## start MATERIAL SHOWN
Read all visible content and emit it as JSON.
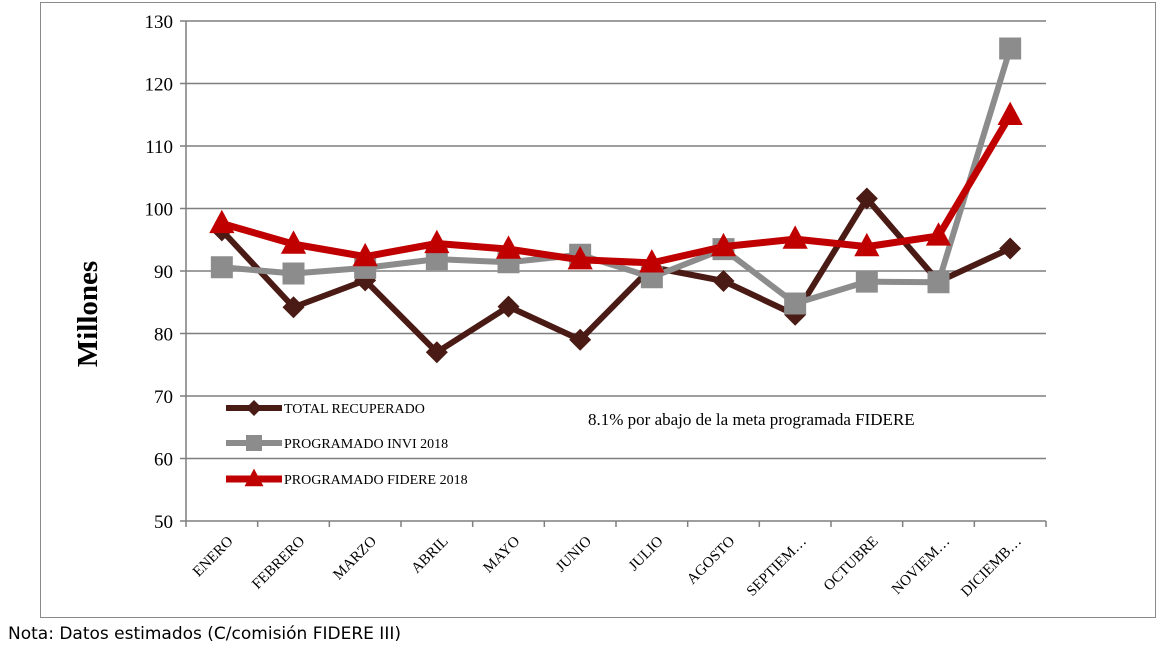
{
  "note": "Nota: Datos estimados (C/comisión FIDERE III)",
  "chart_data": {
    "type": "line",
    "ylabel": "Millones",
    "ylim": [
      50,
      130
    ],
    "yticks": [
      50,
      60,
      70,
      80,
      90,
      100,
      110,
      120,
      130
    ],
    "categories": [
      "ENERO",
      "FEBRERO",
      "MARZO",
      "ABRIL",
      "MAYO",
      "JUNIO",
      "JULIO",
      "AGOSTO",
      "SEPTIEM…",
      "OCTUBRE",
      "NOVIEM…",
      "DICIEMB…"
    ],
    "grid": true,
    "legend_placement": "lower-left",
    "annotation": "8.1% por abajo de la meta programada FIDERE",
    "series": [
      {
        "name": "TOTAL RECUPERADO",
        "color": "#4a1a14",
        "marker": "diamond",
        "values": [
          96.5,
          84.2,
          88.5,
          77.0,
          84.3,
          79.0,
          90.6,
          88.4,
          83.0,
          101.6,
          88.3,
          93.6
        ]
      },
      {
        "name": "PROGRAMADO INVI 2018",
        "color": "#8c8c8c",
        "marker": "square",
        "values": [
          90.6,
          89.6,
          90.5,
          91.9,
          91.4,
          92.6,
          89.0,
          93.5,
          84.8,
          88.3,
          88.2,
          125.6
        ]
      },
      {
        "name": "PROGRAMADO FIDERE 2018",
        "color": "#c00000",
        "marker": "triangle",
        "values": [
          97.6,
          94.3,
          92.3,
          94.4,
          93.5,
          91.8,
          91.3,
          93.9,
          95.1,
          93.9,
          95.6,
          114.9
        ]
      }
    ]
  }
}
## end MATERIAL SHOWN
Copy the data exactly. Any picture it contains is to be omitted.

Read all visible content and emit it as JSON.
{
  "note": "Nota: Datos estimados (C/comisión FIDERE III)",
  "chart_data": {
    "type": "line",
    "ylabel": "Millones",
    "ylim": [
      50,
      130
    ],
    "yticks": [
      50,
      60,
      70,
      80,
      90,
      100,
      110,
      120,
      130
    ],
    "categories": [
      "ENERO",
      "FEBRERO",
      "MARZO",
      "ABRIL",
      "MAYO",
      "JUNIO",
      "JULIO",
      "AGOSTO",
      "SEPTIEM…",
      "OCTUBRE",
      "NOVIEM…",
      "DICIEMB…"
    ],
    "grid": true,
    "legend_placement": "lower-left",
    "annotation": "8.1% por abajo de la meta programada FIDERE",
    "series": [
      {
        "name": "TOTAL RECUPERADO",
        "color": "#4a1a14",
        "marker": "diamond",
        "values": [
          96.5,
          84.2,
          88.5,
          77.0,
          84.3,
          79.0,
          90.6,
          88.4,
          83.0,
          101.6,
          88.3,
          93.6
        ]
      },
      {
        "name": "PROGRAMADO INVI 2018",
        "color": "#8c8c8c",
        "marker": "square",
        "values": [
          90.6,
          89.6,
          90.5,
          91.9,
          91.4,
          92.6,
          89.0,
          93.5,
          84.8,
          88.3,
          88.2,
          125.6
        ]
      },
      {
        "name": "PROGRAMADO FIDERE 2018",
        "color": "#c00000",
        "marker": "triangle",
        "values": [
          97.6,
          94.3,
          92.3,
          94.4,
          93.5,
          91.8,
          91.3,
          93.9,
          95.1,
          93.9,
          95.6,
          114.9
        ]
      }
    ]
  }
}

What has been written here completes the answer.